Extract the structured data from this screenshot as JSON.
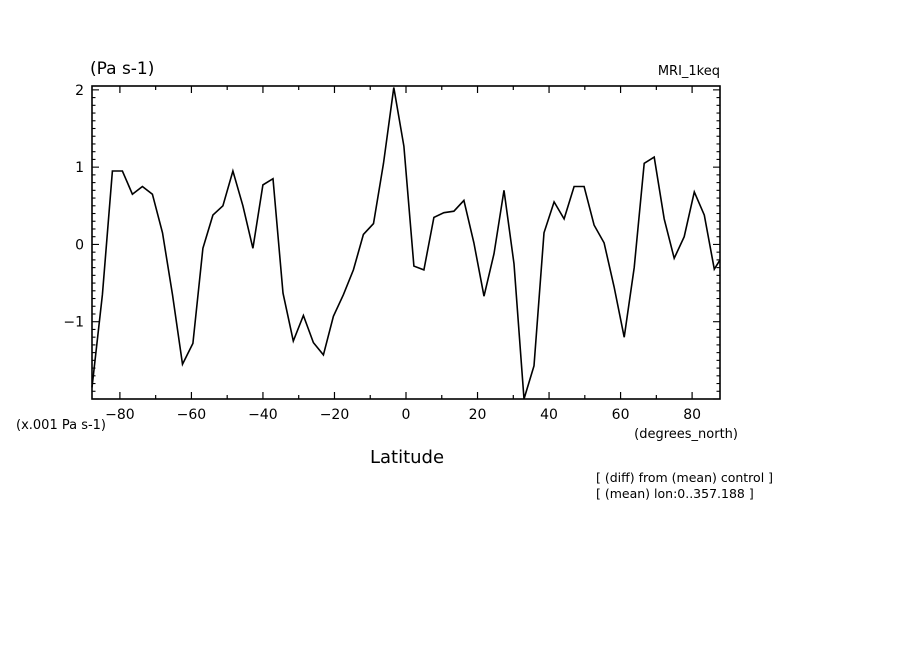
{
  "chart_data": {
    "type": "line",
    "unit_label": "(Pa s-1)",
    "model_label": "MRI_1keq",
    "scale_note": "(x.001 Pa s-1)",
    "xlabel": "Latitude",
    "xunit": "(degrees_north)",
    "notes": [
      "[ (diff) from (mean) control ]",
      "[ (mean) lon:0..357.188 ]"
    ],
    "xlim": [
      -87.8,
      87.8
    ],
    "ylim": [
      -2,
      2.05
    ],
    "xticks": [
      -80,
      -60,
      -40,
      -20,
      0,
      20,
      40,
      60,
      80
    ],
    "xtick_labels": [
      "−80",
      "−60",
      "−40",
      "−20",
      "0",
      "20",
      "40",
      "60",
      "80"
    ],
    "yticks": [
      -1,
      0,
      1,
      2
    ],
    "ytick_labels": [
      "−1",
      "0",
      "1",
      "2"
    ],
    "series": [
      {
        "x": [
          -87.8,
          -84.9,
          -82.1,
          -79.3,
          -76.5,
          -73.7,
          -70.9,
          -68.1,
          -65.3,
          -62.5,
          -59.6,
          -56.8,
          -54.0,
          -51.2,
          -48.4,
          -45.6,
          -42.8,
          -40.0,
          -37.2,
          -34.4,
          -31.5,
          -28.7,
          -25.9,
          -23.1,
          -20.3,
          -17.5,
          -14.7,
          -11.9,
          -9.1,
          -6.3,
          -3.4,
          -0.6,
          2.2,
          5.0,
          7.8,
          10.6,
          13.4,
          16.2,
          19.0,
          21.8,
          24.6,
          27.4,
          30.2,
          33.0,
          35.8,
          38.6,
          41.4,
          44.2,
          47.0,
          49.8,
          52.6,
          55.4,
          58.2,
          61.0,
          63.8,
          66.6,
          69.4,
          72.2,
          75.0,
          77.8,
          80.6,
          83.4,
          86.2,
          87.8
        ],
        "y": [
          -1.85,
          -0.65,
          0.95,
          0.95,
          0.65,
          0.75,
          0.65,
          0.15,
          -0.65,
          -1.55,
          -1.28,
          -0.05,
          0.38,
          0.5,
          0.95,
          0.5,
          -0.05,
          0.77,
          0.85,
          -0.63,
          -1.25,
          -0.92,
          -1.27,
          -1.43,
          -0.93,
          -0.65,
          -0.33,
          0.13,
          0.27,
          1.05,
          2.03,
          1.27,
          -0.28,
          -0.33,
          0.35,
          0.41,
          0.43,
          0.57,
          0.02,
          -0.67,
          -0.12,
          0.7,
          -0.25,
          -2.0,
          -1.57,
          0.15,
          0.55,
          0.33,
          0.75,
          0.75,
          0.25,
          0.02,
          -0.55,
          -1.2,
          -0.3,
          1.05,
          1.13,
          0.33,
          -0.18,
          0.1,
          0.68,
          0.38,
          -0.32,
          -0.2
        ]
      }
    ]
  }
}
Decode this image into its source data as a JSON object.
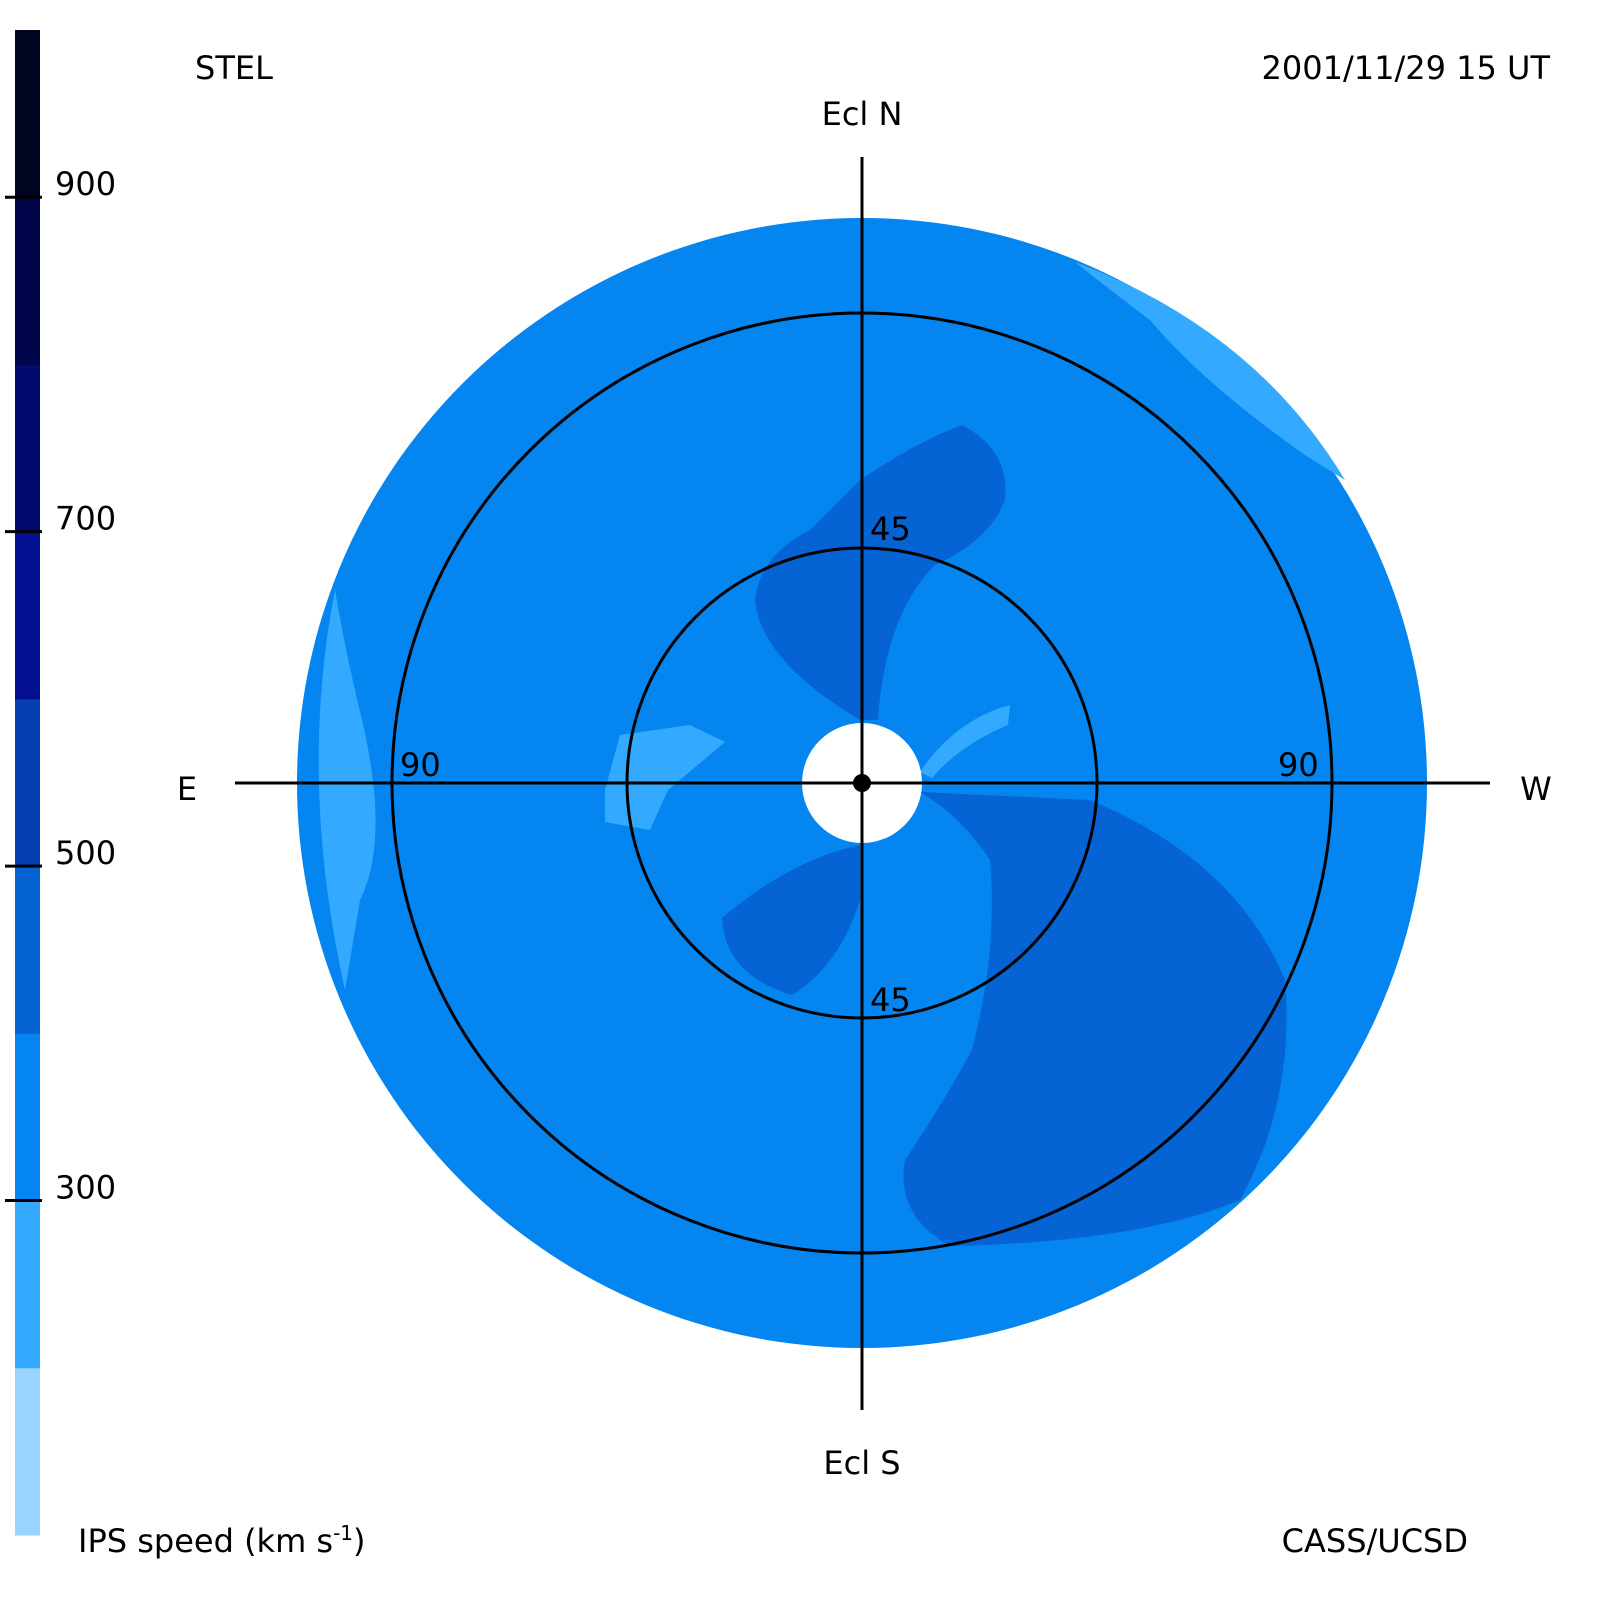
{
  "header": {
    "left": "STEL",
    "right": "2001/11/29 15 UT"
  },
  "directions": {
    "north": "Ecl N",
    "south": "Ecl S",
    "east": "E",
    "west": "W"
  },
  "ring_labels": {
    "inner_north": "45",
    "inner_south": "45",
    "outer_east": "90",
    "outer_west": "90"
  },
  "colorbar": {
    "label": [
      "IPS speed (km s",
      "-1",
      ")"
    ],
    "lim": [
      100,
      1000
    ],
    "ticks": [
      300,
      500,
      700,
      900
    ],
    "colors": [
      "#99d3ff",
      "#33aaff",
      "#0585ef",
      "#0563d3",
      "#0440b0",
      "#03108f",
      "#020a70",
      "#01064a",
      "#000522"
    ]
  },
  "footer": {
    "right": "CASS/UCSD"
  }
}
**********
• Exercise task: The listing above needs to be output again exactly. Don't include the pictures.

• Response below:
Extract the structured data from this screenshot as JSON.
{
  "chart_data": {
    "type": "line",
    "unit_label": "(Pa s-1)",
    "model_label": "MRI_1keq",
    "scale_note": "(x.001 Pa s-1)",
    "xlabel": "Latitude",
    "xunit": "(degrees_north)",
    "notes": [
      "[ (diff) from (mean) control ]",
      "[ (mean) lon:0..357.188 ]"
    ],
    "xlim": [
      -87.8,
      87.8
    ],
    "ylim": [
      -2,
      2.05
    ],
    "xticks": [
      -80,
      -60,
      -40,
      -20,
      0,
      20,
      40,
      60,
      80
    ],
    "xtick_labels": [
      "−80",
      "−60",
      "−40",
      "−20",
      "0",
      "20",
      "40",
      "60",
      "80"
    ],
    "yticks": [
      -1,
      0,
      1,
      2
    ],
    "ytick_labels": [
      "−1",
      "0",
      "1",
      "2"
    ],
    "series": [
      {
        "x": [
          -87.8,
          -84.9,
          -82.1,
          -79.3,
          -76.5,
          -73.7,
          -70.9,
          -68.1,
          -65.3,
          -62.5,
          -59.6,
          -56.8,
          -54.0,
          -51.2,
          -48.4,
          -45.6,
          -42.8,
          -40.0,
          -37.2,
          -34.4,
          -31.5,
          -28.7,
          -25.9,
          -23.1,
          -20.3,
          -17.5,
          -14.7,
          -11.9,
          -9.1,
          -6.3,
          -3.4,
          -0.6,
          2.2,
          5.0,
          7.8,
          10.6,
          13.4,
          16.2,
          19.0,
          21.8,
          24.6,
          27.4,
          30.2,
          33.0,
          35.8,
          38.6,
          41.4,
          44.2,
          47.0,
          49.8,
          52.6,
          55.4,
          58.2,
          61.0,
          63.8,
          66.6,
          69.4,
          72.2,
          75.0,
          77.8,
          80.6,
          83.4,
          86.2,
          87.8
        ],
        "y": [
          -1.85,
          -0.65,
          0.95,
          0.95,
          0.65,
          0.75,
          0.65,
          0.15,
          -0.65,
          -1.55,
          -1.28,
          -0.05,
          0.38,
          0.5,
          0.95,
          0.5,
          -0.05,
          0.77,
          0.85,
          -0.63,
          -1.25,
          -0.92,
          -1.27,
          -1.43,
          -0.93,
          -0.65,
          -0.33,
          0.13,
          0.27,
          1.05,
          2.03,
          1.27,
          -0.28,
          -0.33,
          0.35,
          0.41,
          0.43,
          0.57,
          0.02,
          -0.67,
          -0.12,
          0.7,
          -0.25,
          -2.0,
          -1.57,
          0.15,
          0.55,
          0.33,
          0.75,
          0.75,
          0.25,
          0.02,
          -0.55,
          -1.2,
          -0.3,
          1.05,
          1.13,
          0.33,
          -0.18,
          0.1,
          0.68,
          0.38,
          -0.32,
          -0.2
        ]
      }
    ]
  }
}
Decode this image into its source data as a JSON object.
{
  "header": {
    "left": "STEL",
    "right": "2001/11/29 15 UT"
  },
  "directions": {
    "north": "Ecl N",
    "south": "Ecl S",
    "east": "E",
    "west": "W"
  },
  "ring_labels": {
    "inner_north": "45",
    "inner_south": "45",
    "outer_east": "90",
    "outer_west": "90"
  },
  "colorbar": {
    "label": [
      "IPS speed (km s",
      "-1",
      ")"
    ],
    "lim": [
      100,
      1000
    ],
    "ticks": [
      300,
      500,
      700,
      900
    ],
    "colors": [
      "#99d3ff",
      "#33aaff",
      "#0585ef",
      "#0563d3",
      "#0440b0",
      "#03108f",
      "#020a70",
      "#01064a",
      "#000522"
    ]
  },
  "footer": {
    "right": "CASS/UCSD"
  }
}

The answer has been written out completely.